=== TASK INSTRUCTIONS ===
Give the number of lines in the listing that hold the word "Bitcoin". Write nothing but that number.
··· INFORMATION PROVIDED
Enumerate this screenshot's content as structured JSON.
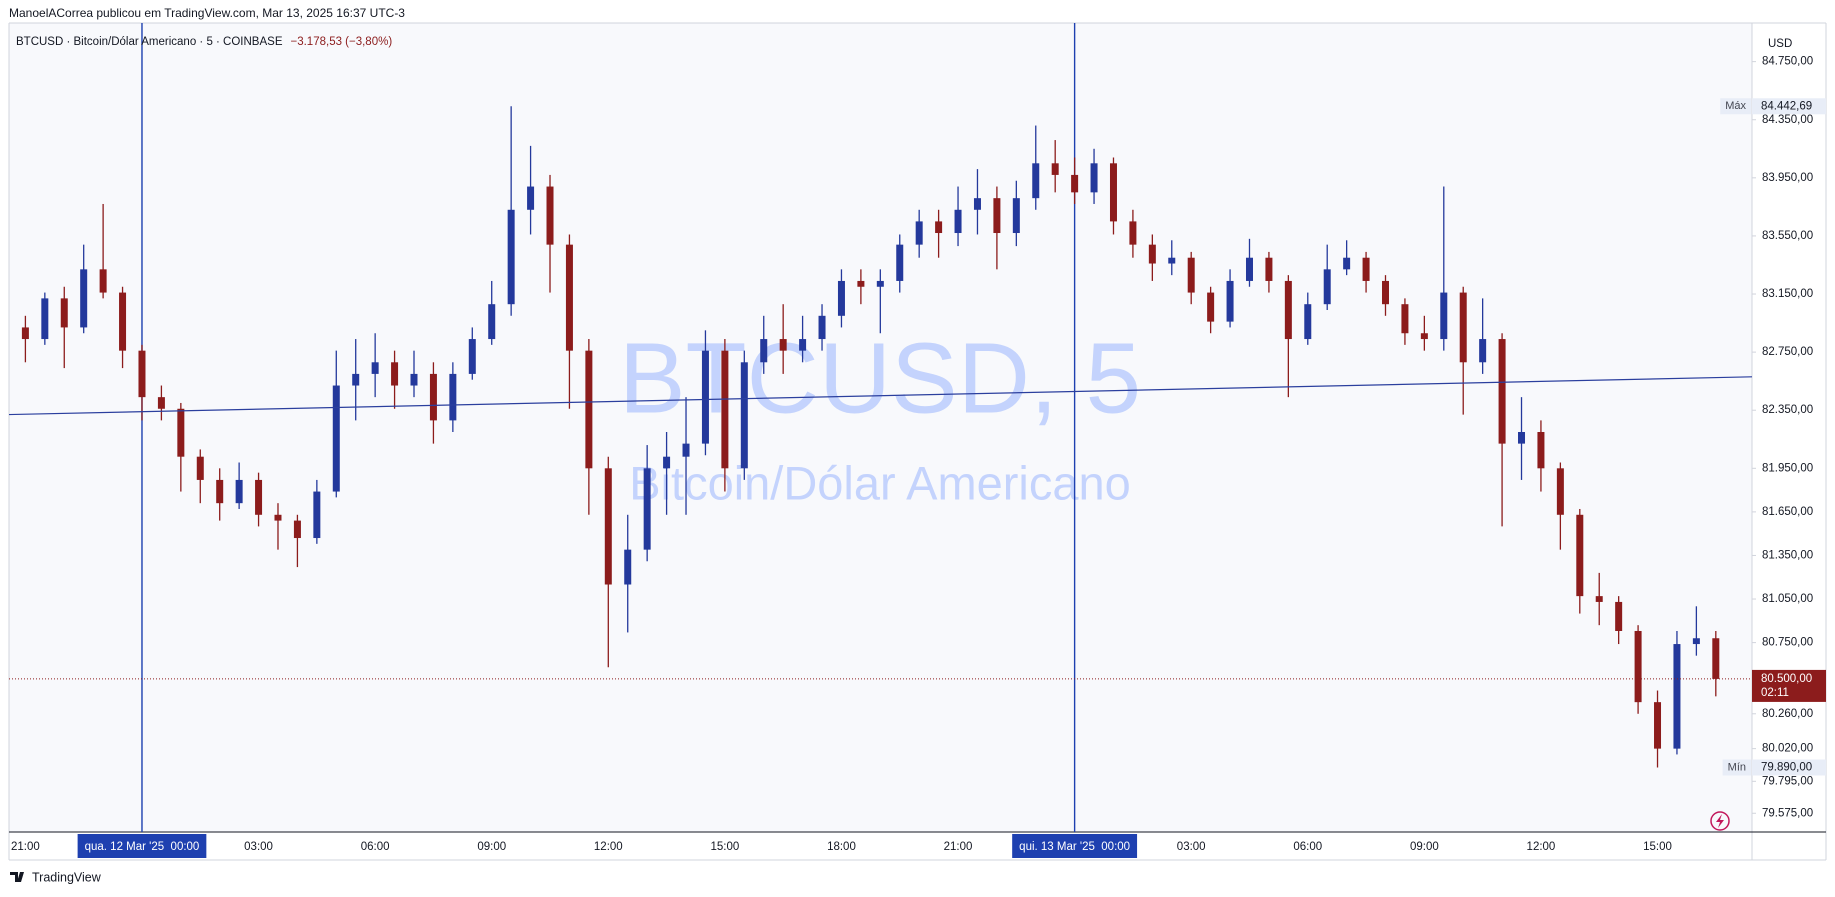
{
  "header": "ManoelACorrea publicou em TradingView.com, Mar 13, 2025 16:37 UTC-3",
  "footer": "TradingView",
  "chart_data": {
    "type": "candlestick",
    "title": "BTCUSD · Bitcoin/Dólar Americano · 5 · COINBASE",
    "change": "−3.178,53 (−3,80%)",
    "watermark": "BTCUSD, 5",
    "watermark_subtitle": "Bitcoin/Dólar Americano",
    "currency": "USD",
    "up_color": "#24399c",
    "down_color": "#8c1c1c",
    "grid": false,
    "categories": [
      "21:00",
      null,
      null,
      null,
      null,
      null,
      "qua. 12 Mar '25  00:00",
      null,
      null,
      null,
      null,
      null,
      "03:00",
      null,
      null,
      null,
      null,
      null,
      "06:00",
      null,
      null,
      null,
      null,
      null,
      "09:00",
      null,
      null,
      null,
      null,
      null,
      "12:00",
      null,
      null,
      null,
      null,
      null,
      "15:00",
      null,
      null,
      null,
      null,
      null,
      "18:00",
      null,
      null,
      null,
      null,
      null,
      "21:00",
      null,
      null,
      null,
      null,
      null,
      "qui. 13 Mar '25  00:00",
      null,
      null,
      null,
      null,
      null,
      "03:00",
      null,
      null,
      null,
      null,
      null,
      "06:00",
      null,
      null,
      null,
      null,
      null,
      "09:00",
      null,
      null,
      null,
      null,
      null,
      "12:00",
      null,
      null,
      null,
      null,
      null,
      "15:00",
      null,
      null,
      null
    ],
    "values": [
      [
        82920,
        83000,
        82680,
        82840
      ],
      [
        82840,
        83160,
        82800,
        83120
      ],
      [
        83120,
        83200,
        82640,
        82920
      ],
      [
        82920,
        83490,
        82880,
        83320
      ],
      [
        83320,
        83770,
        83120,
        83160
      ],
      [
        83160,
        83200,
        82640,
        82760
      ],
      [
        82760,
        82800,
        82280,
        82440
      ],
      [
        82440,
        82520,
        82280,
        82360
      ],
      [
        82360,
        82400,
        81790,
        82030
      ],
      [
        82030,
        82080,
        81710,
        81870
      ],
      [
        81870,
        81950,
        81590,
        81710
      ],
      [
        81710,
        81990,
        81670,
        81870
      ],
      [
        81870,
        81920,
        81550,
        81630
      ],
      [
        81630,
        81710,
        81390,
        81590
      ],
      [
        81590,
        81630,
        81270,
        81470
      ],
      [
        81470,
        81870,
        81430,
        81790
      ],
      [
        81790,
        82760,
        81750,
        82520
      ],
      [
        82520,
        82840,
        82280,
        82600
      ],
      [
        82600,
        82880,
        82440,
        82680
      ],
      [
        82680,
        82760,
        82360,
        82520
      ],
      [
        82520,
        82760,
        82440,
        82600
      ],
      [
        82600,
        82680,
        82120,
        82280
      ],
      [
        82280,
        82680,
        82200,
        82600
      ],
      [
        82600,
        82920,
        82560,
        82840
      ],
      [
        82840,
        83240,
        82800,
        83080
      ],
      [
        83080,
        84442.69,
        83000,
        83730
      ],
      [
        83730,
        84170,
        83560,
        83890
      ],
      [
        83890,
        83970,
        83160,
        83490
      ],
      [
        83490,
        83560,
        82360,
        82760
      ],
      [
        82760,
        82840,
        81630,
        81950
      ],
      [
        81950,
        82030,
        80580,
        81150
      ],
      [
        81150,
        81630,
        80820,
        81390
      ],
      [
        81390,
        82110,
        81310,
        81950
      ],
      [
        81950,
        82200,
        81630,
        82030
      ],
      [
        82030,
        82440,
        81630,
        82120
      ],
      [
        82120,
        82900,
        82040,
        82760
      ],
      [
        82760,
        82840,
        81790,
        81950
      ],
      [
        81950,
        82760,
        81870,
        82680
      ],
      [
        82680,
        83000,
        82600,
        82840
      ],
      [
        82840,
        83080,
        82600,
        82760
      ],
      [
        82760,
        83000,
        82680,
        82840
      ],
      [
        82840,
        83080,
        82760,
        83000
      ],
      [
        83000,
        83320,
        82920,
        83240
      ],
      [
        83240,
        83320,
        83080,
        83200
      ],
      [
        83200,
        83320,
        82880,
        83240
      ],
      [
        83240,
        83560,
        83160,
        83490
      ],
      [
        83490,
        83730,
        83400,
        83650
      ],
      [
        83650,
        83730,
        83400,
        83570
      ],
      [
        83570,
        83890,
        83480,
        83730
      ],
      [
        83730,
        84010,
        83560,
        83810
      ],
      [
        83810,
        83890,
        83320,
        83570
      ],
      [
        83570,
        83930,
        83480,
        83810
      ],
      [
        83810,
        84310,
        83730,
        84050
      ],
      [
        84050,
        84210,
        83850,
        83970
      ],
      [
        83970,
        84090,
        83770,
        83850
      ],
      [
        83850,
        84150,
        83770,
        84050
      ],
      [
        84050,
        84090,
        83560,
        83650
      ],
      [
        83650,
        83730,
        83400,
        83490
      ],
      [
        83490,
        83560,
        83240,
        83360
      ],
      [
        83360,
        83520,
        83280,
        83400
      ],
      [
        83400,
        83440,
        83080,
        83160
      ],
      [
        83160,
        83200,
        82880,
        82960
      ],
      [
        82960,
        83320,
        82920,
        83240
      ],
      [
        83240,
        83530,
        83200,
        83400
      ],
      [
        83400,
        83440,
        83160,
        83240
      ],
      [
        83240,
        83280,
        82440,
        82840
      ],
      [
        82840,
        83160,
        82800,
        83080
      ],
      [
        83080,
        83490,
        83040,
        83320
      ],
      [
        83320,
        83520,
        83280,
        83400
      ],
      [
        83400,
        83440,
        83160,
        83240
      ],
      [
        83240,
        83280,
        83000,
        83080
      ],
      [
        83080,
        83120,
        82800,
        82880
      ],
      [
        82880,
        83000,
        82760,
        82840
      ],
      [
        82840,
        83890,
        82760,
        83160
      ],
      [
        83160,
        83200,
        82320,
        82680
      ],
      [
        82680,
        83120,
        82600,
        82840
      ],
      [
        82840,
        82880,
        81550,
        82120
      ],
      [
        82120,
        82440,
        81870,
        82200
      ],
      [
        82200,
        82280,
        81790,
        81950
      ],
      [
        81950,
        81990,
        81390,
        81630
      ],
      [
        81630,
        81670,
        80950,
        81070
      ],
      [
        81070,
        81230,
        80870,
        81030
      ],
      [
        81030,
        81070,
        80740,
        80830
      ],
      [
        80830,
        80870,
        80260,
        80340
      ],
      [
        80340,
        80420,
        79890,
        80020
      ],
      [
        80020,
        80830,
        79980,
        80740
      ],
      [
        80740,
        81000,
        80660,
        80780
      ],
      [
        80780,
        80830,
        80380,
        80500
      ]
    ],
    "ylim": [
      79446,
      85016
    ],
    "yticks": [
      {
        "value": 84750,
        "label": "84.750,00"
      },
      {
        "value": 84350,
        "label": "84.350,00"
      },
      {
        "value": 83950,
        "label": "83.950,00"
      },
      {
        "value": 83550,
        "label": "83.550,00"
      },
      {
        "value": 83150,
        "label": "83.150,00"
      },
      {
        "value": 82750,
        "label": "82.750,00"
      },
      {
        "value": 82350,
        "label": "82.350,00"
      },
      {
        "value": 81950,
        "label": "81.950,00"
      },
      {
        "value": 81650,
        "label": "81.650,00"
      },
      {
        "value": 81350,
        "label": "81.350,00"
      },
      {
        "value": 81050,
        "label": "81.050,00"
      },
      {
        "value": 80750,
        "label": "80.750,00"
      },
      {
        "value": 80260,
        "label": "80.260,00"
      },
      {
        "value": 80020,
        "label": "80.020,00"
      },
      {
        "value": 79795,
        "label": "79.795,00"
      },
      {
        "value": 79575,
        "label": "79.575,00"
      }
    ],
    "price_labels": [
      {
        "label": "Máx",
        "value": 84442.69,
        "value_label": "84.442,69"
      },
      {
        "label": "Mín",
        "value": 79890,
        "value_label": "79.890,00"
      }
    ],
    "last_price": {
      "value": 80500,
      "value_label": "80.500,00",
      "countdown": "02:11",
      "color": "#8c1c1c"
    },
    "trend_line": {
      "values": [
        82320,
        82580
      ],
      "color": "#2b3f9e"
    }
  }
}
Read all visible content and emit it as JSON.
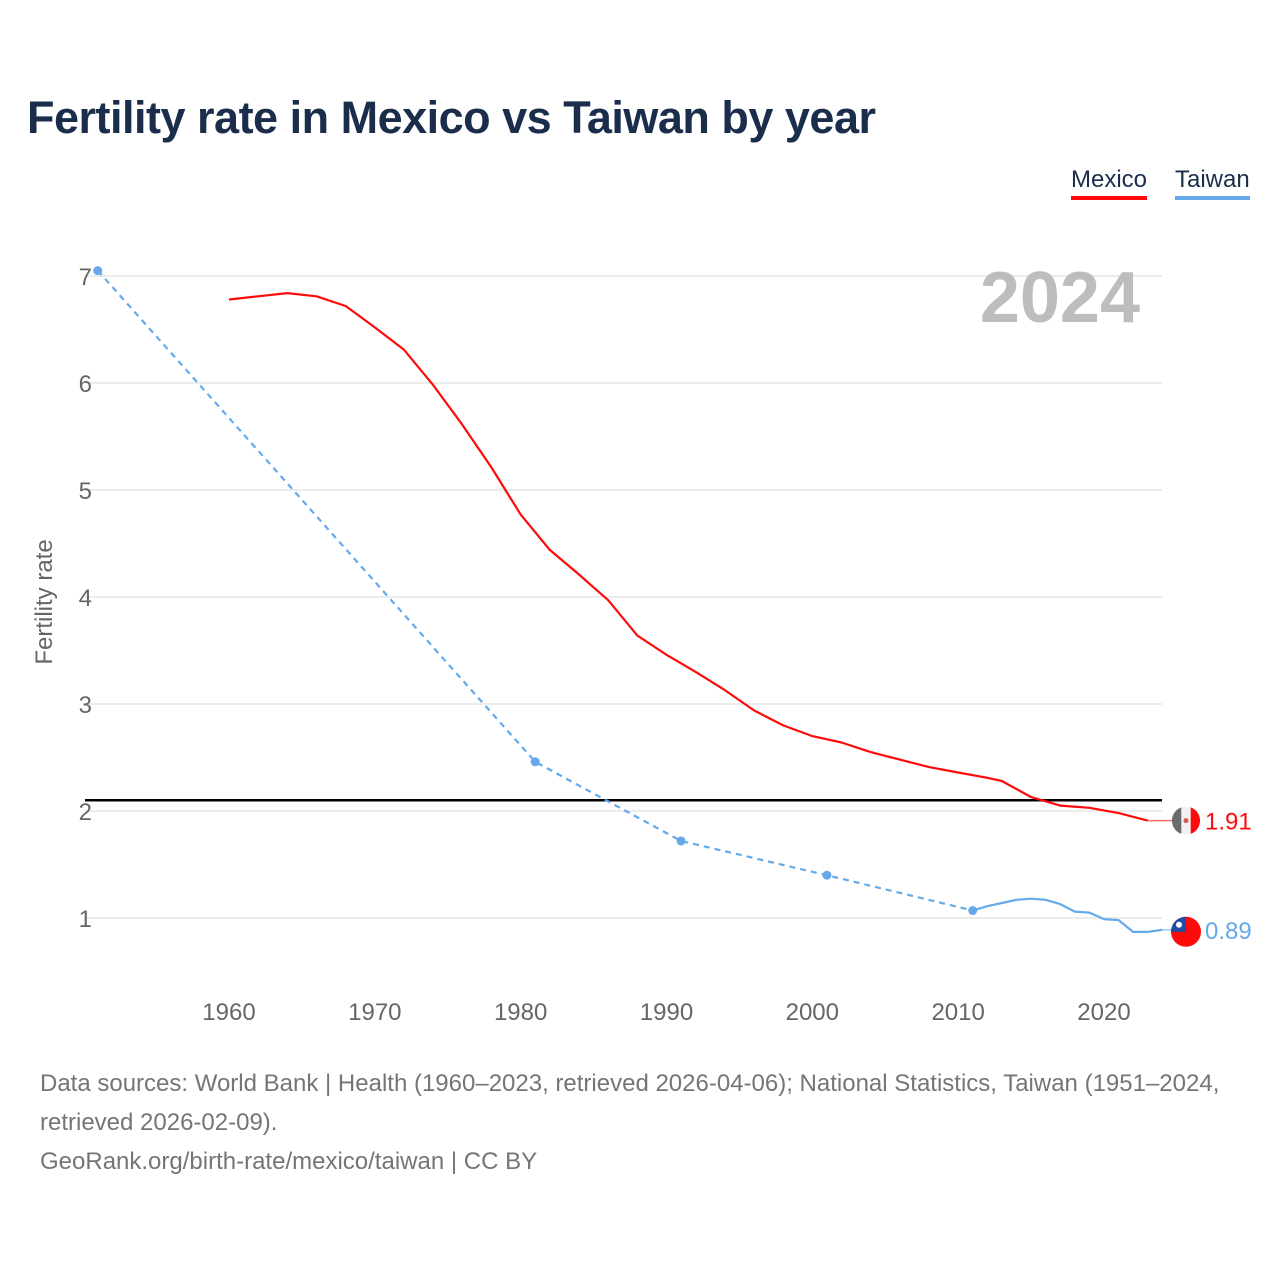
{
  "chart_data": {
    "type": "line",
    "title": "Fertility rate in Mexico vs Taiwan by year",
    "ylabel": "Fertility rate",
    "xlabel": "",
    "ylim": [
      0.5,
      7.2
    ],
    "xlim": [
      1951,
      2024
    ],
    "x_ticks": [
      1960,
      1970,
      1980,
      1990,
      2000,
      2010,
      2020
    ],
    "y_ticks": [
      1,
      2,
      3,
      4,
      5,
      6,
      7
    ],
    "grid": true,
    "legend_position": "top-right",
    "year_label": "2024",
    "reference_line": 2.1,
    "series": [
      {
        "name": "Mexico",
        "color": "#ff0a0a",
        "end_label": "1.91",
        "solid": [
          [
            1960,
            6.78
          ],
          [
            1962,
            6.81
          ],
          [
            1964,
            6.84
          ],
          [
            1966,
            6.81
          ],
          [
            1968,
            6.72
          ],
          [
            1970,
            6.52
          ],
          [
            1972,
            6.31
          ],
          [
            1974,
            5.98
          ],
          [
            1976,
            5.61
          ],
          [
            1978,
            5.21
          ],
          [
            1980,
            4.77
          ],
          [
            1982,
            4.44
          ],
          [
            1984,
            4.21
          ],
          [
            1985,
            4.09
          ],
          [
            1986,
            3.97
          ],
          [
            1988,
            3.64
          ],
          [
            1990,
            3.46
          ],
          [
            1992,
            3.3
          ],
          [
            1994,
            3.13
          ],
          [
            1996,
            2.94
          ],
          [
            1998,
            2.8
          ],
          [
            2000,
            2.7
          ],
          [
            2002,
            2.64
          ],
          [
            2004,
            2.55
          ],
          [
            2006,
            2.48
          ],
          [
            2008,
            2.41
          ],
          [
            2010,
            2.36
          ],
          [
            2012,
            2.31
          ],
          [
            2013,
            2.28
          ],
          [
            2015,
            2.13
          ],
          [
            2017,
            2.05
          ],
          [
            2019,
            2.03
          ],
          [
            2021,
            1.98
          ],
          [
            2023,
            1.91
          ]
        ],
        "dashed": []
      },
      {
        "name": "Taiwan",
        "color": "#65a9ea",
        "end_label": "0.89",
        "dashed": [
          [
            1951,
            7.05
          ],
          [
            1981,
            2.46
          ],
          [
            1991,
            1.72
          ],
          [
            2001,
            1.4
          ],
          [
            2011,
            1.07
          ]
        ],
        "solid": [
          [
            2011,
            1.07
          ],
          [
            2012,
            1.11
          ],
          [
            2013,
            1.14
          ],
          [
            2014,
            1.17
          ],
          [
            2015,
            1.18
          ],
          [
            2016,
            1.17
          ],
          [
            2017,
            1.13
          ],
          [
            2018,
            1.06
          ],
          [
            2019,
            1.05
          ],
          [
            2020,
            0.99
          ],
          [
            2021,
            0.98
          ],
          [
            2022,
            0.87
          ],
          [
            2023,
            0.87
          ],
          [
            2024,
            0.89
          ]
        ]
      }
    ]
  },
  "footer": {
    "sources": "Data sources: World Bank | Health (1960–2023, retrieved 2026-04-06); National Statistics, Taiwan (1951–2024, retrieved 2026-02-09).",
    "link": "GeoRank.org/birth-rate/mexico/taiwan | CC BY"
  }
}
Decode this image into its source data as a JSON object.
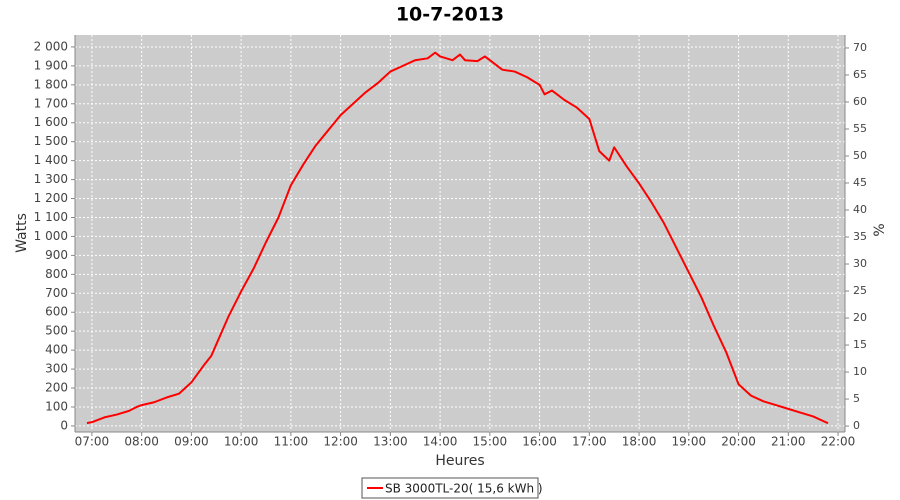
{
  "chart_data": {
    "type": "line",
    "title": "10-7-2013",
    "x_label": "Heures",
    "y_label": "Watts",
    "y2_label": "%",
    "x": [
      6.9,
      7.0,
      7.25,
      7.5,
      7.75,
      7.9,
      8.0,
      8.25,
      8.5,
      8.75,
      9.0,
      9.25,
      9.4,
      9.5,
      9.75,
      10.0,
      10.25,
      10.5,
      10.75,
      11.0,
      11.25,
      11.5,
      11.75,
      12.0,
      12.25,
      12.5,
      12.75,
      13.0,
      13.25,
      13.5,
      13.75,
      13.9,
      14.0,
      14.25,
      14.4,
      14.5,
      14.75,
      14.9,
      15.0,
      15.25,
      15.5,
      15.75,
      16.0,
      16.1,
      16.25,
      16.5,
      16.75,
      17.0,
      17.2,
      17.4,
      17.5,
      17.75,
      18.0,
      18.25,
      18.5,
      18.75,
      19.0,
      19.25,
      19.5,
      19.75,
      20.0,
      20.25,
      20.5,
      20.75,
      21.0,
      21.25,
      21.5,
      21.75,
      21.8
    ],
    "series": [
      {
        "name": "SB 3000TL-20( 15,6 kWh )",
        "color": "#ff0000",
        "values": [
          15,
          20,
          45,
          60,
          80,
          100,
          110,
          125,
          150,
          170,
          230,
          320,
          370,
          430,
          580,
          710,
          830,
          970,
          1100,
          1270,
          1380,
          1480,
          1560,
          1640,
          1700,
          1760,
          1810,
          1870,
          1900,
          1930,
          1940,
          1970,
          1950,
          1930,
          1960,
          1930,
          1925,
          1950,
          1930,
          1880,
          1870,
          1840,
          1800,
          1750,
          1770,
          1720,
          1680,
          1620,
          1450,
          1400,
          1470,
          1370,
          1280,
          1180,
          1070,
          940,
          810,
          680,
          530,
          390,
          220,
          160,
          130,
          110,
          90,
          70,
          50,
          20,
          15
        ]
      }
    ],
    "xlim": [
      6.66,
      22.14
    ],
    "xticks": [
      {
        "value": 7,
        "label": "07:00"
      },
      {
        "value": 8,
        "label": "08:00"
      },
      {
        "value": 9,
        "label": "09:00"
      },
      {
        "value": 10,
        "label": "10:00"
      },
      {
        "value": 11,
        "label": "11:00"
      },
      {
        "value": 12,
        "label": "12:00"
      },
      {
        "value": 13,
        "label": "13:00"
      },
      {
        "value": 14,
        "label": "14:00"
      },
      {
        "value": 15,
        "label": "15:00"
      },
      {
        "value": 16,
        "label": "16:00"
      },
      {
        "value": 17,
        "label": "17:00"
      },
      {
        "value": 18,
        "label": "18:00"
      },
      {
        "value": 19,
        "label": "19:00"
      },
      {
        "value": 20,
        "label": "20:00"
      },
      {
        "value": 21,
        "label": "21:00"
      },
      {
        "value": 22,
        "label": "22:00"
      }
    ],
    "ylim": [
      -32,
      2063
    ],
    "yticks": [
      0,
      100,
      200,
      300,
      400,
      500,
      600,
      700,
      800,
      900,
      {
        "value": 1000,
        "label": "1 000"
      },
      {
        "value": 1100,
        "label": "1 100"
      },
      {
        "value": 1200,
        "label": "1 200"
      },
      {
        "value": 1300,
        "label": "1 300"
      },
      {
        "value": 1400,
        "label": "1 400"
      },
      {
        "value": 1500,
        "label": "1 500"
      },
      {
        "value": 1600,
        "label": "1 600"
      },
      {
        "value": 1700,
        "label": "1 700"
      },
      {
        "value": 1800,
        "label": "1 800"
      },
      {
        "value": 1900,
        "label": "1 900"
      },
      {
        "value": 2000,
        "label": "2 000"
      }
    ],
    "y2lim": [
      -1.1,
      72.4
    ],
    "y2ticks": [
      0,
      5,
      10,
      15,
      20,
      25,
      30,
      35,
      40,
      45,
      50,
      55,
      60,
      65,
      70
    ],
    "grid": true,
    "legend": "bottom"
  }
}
······
=== COMPLETE RESPONSE ===
2